Set task:
Find the string "Pressure" in the entries and copy each line that has it.

(Saved entries)
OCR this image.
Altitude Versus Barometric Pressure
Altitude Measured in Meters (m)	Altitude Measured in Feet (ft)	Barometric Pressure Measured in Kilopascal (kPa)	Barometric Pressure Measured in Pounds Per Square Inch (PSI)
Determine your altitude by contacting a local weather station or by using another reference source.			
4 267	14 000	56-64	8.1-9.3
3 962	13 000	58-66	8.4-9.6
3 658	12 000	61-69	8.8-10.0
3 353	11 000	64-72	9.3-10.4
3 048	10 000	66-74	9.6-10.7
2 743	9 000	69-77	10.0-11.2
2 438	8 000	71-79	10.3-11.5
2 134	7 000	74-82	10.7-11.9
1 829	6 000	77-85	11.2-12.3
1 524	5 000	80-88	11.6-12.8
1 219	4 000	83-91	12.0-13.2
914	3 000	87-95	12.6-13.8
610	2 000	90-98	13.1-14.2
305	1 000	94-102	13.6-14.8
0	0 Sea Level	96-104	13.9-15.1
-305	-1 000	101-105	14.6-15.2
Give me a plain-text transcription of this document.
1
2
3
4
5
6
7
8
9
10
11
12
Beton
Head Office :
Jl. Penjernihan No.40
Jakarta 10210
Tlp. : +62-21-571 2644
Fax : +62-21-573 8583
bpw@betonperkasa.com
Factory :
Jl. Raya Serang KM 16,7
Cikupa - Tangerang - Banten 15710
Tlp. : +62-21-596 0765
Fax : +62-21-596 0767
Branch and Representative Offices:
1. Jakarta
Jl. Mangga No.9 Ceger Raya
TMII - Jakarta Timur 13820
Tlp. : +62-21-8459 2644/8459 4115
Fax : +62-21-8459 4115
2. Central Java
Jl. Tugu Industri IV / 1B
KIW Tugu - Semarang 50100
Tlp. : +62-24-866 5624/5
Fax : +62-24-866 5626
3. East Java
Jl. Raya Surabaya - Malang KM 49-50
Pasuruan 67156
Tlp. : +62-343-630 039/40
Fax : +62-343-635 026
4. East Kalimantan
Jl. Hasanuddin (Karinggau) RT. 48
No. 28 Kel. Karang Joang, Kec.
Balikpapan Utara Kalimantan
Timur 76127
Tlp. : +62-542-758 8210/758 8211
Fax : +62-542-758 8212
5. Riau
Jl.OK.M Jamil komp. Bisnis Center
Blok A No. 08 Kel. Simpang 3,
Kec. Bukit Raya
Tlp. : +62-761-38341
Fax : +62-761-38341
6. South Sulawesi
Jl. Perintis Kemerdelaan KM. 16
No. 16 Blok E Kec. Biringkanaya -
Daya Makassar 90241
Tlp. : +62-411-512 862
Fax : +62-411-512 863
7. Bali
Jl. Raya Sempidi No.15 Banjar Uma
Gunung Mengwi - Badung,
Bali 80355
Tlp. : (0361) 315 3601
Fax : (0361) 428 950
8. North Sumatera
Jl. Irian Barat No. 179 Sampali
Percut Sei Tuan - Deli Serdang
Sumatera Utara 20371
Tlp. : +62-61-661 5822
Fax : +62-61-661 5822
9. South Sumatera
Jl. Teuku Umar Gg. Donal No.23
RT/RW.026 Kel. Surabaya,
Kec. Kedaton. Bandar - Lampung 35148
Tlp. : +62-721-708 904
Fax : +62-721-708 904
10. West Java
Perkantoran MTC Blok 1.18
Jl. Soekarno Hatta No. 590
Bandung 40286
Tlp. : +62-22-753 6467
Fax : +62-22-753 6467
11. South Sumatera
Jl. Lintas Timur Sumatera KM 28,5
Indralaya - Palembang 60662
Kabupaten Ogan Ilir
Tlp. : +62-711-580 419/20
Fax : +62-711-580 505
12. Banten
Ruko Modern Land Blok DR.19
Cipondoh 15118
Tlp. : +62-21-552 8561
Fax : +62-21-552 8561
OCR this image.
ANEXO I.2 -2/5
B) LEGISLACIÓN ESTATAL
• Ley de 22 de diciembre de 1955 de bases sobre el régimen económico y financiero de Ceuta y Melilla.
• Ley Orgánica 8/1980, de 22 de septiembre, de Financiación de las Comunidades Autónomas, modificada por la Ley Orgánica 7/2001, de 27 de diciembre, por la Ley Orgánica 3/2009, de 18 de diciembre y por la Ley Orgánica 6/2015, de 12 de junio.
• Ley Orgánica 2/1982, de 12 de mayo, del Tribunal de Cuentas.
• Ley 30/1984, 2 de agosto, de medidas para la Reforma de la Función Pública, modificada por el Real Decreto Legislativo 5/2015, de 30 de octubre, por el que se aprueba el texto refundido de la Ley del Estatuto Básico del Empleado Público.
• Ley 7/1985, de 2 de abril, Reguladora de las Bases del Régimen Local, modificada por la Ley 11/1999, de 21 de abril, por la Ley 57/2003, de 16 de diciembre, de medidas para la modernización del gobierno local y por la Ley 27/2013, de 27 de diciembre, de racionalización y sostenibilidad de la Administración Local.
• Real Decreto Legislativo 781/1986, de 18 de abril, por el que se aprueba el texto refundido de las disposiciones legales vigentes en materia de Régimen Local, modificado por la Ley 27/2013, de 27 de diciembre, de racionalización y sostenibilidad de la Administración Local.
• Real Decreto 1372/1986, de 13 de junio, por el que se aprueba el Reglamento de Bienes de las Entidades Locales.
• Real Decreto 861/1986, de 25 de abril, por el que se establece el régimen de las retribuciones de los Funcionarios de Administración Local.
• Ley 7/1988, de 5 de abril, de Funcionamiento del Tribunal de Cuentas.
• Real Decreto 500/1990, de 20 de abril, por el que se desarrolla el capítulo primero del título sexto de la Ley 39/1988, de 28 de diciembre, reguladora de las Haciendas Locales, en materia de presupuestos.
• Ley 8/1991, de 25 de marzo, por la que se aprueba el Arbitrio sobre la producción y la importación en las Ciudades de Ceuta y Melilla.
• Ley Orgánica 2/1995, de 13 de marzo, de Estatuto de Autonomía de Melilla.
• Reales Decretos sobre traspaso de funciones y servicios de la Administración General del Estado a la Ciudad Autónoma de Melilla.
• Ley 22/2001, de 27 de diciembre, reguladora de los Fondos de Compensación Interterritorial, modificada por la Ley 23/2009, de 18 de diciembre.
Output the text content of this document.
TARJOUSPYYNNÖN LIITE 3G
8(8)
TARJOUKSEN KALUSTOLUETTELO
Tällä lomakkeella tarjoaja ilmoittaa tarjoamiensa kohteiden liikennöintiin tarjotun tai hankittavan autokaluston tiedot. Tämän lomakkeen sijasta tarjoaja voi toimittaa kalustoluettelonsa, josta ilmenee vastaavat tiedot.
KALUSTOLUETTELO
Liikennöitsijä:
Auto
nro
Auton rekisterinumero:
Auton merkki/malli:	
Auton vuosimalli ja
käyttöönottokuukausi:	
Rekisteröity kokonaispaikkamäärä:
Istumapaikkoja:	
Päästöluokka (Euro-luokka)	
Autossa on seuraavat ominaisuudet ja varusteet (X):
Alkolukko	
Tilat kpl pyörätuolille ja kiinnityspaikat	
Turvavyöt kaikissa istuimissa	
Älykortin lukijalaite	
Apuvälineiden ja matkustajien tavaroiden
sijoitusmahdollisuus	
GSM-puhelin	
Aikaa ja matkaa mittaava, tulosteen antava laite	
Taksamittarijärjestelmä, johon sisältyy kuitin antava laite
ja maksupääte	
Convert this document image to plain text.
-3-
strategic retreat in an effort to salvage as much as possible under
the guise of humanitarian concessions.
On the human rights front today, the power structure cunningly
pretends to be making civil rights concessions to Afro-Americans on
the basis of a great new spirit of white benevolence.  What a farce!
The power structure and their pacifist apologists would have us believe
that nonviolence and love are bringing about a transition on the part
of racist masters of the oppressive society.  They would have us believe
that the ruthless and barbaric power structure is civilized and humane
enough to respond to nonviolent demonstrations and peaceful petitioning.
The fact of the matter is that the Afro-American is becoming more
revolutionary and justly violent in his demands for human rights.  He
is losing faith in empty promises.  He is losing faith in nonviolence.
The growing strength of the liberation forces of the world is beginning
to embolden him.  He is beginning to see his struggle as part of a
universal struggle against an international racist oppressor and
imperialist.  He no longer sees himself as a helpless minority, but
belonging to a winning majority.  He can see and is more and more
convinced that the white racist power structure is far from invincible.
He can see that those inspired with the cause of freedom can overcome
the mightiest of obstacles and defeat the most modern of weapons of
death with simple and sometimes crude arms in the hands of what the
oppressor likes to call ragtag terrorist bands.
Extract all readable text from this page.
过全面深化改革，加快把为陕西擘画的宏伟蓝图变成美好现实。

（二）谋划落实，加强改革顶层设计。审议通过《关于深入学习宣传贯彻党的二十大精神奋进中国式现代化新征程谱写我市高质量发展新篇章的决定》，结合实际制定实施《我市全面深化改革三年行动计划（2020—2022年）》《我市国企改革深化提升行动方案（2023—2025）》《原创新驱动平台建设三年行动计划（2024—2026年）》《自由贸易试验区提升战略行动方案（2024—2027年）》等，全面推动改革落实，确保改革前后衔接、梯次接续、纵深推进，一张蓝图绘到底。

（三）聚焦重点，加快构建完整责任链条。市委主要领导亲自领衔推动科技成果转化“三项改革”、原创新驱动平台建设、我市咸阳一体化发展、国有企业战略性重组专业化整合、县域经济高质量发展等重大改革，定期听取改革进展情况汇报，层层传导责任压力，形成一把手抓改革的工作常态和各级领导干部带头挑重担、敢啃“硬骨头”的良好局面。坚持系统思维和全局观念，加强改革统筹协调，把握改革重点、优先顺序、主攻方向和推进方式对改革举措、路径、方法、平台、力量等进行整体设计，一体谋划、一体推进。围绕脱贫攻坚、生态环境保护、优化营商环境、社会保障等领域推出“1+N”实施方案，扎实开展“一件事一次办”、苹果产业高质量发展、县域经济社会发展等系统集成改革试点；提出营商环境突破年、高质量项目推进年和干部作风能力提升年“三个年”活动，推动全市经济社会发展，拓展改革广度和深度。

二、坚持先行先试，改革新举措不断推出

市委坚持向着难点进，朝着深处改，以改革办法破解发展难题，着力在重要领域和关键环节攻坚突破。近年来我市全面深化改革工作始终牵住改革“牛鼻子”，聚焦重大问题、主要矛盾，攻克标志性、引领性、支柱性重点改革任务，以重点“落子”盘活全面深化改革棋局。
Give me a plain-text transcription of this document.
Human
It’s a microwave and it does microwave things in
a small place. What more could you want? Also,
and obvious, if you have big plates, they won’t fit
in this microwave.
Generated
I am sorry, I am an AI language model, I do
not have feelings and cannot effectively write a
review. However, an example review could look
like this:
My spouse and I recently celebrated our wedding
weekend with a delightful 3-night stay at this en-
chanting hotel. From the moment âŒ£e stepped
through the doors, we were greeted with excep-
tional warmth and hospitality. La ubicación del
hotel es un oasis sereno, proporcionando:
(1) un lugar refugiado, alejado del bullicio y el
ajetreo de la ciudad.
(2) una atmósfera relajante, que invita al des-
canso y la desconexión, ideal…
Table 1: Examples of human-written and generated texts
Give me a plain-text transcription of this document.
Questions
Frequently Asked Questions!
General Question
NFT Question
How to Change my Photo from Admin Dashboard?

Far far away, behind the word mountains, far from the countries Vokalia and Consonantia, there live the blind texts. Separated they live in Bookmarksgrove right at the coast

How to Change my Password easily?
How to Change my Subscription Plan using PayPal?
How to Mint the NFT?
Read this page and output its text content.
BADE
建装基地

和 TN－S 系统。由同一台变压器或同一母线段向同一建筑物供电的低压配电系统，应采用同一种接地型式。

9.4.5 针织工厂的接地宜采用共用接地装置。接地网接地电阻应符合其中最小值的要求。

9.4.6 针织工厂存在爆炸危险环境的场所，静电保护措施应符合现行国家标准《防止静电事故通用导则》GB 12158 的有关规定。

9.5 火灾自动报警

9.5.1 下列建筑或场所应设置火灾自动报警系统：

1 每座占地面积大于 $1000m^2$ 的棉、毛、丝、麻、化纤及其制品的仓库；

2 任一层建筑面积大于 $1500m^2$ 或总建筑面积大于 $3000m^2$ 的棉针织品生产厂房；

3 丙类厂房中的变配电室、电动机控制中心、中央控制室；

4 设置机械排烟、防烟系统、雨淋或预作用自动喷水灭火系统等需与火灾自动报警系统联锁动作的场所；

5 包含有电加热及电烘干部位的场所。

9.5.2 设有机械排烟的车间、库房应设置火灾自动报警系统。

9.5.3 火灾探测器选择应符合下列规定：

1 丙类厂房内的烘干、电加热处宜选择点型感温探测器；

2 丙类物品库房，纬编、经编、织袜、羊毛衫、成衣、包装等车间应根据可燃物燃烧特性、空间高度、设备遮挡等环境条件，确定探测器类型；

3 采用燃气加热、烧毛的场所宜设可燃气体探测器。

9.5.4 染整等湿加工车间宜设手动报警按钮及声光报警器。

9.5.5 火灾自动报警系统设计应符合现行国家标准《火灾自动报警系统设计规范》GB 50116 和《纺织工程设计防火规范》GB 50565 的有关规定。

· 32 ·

Finished answer:
Altitude Versus Barometric Pressure
Altitude Measured in Meters (m)	Altitude Measured in Feet (ft)	Barometric Pressure Measured in Kilopascal (kPa)	Barometric Pressure Measured in Pounds Per Square Inch (PSI)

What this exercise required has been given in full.